**Travail à faire:**
1 > Pouvez-vous recopier fidèlement le passage du texte « Face au désastre » qui va de « Abdelwahab Meddeb: Face » jusqu'à « semer la terreur? » ?
2 > Pouvez-vous prolonger le texte « Face au désastre » à partir de l'endroit où il s'arrête ?

Abdelwahab Meddeb: Face au désastre
Comment laisser des barbares, coupeurs de têtes, égorgeurs d’anges, d’innocents fiers de leur crime, le mettant en scène, le diffusant universellement, comment les laisser sévir, envahir le monde par leur amour de la mort, leur haine de la vie, leur phobie de tout autre, comment les laisser souiller le mot islam et les laisser agir en notre nom?
Comment accepter que le si bon Hervé Gourdel soit sacrifié comme l’agneau mystique? Pourquoi les musulmans ne descendent-ils pas protester en masse dans leur ville? Comment laisse-t-on dans l’impunité le rapt du mot islam, de son usurpation par de tels malfaisants? Comment laisser les trésors de notre legs se dilapider devant un monde ébahi qui assimile le mot islam à ces cruautés théâtralisées pour semer la terreur?
Quant à nous, nous estimons que nous avons deux positions à prendre d’urgence, une de circonstance, la seconde de fond. La première consiste à une immédiate protestation, celle qui dit que moi, en tant que musulman, ces horreurs ne peuvent être faites en mon nom. A l’instar de l’initiative «Not in my name», des centaines de milliers d’hommes et de femmes qui ont posté sur les réseaux sociaux leur photo en brandissant le slogan. Si chaque musulman honnête agit individuellement ainsi, nous recueillerons la masse de voix protestataires qui sera entendue, même par les sourds, pour rétablir l’honneur et la dignité du mot islam.

Lignes d'annotation de régions:
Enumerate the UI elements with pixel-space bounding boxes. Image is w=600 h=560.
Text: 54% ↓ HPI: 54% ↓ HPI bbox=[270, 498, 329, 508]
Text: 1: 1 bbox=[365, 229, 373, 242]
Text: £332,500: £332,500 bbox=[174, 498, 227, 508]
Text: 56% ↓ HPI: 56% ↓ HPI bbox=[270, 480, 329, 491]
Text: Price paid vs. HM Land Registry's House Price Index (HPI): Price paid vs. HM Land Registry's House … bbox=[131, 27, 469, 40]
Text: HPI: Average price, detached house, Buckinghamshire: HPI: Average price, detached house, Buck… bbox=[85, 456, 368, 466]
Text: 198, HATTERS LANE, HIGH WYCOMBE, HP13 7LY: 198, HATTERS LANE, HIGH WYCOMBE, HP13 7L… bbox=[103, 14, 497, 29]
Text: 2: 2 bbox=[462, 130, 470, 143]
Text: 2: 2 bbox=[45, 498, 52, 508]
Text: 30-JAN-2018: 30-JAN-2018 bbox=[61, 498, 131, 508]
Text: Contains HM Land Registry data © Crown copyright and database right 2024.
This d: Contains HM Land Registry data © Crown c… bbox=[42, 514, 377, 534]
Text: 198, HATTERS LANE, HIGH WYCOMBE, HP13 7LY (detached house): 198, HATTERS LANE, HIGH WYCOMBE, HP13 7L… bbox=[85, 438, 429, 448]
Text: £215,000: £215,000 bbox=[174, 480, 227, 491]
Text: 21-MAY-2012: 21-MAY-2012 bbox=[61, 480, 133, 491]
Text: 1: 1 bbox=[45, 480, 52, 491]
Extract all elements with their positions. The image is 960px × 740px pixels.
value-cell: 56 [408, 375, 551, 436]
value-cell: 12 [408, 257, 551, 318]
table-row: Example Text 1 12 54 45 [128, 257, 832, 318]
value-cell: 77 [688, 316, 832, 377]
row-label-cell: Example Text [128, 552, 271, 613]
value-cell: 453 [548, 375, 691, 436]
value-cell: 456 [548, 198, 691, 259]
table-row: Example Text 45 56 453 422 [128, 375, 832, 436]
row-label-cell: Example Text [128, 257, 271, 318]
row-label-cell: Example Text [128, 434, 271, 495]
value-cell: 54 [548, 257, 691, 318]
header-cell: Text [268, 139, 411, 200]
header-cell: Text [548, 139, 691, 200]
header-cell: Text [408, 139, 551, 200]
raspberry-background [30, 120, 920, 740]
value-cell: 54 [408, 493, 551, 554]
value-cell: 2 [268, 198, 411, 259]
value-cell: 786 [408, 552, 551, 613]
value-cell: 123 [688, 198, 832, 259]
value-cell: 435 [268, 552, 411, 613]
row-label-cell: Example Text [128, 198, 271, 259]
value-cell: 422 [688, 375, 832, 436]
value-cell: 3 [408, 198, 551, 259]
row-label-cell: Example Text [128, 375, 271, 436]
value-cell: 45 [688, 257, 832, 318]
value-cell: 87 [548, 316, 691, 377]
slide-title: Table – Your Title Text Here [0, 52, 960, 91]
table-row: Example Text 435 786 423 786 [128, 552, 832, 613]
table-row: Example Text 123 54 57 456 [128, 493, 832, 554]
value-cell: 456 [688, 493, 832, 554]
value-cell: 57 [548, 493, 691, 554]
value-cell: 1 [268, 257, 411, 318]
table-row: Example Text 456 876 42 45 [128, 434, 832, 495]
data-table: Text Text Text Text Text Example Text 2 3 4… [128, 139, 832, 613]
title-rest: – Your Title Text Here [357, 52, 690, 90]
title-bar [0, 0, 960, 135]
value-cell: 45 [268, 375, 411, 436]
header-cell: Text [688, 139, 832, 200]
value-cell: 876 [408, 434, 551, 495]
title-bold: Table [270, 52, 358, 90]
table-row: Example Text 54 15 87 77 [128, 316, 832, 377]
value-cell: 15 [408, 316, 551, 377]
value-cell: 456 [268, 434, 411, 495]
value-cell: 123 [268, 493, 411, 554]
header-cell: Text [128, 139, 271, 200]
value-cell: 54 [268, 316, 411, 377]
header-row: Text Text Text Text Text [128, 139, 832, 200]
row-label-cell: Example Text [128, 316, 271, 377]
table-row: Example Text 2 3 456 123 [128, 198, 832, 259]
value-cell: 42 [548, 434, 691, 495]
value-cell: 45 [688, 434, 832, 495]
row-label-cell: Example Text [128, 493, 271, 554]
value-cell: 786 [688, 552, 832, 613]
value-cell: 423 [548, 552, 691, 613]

**Réponses par tâche:**
1 >
Abdelwahab Meddeb: Face au désastre
Comment laisser des barbares, coupeurs de têtes, égorgeurs d’anges, d’innocents fiers de leur crime, le mettant en scène, le diffusant universellement, comment les laisser sévir, envahir le monde par leur amour de la mort, leur haine de la vie, leur phobie de tout autre, comment les laisser souiller le mot islam et les laisser agir en notre nom?
Comment accepter que le si bon Hervé Gourdel soit sacrifié comme l’agneau mystique? Pourquoi les musulmans ne descendent-ils pas protester en masse dans leur ville? Comment laisse-t-on dans l’impunité le rapt du mot islam, de son usurpation par de tels malfaisants? Comment laisser les trésors de notre legs se dilapider devant un monde ébahi qui assimile le mot islam à ces cruautés théâtralisées pour semer la terreur?

2 >
La seconde, de fond avons-nous dit, consiste à ne jamais cesser de transmettre les merveilles de l’islam en ces temps de désolation. Car une partie de l’antidote à cette peste noire est à trouver à l’intérieur de notre héritage culturel. Comment lâcher en ces circonstances l’immense corpus du soufisme? C’est de son entretien au quotidien que viendrait peut-être le salut. Le soufisme ne bouscule-t-il pas la norme, ne perturbe-t-il pas le recours à l’orthopraxie et au littéralisme auxquels on veut réduire l’islam? Il impose, en effet, au sujet la complexité et l’affranchit pour une parole plus libre qui fait trembler le dogme. Il instaure l’intersubjectif dans la reconnaissance de l’altérité. En outre, le soufisme pense la croyance dépouillée du châtiment et de la récompense, hors la fiction du Paradis et de l’Enfer.
Malgré toutes ces licences que les docteurs de la loi condamnent, dans les pays d’islam, le soufisme a depuis toujours joué un rôle pratique, de structuration sociale, par la transmission d’une morale digne qui ouvre sur la métaphysique, sur l’envol de l’esprit sans pourtant dénouer le lien social. Le moteur en est l’éthique du don et de l’altérité.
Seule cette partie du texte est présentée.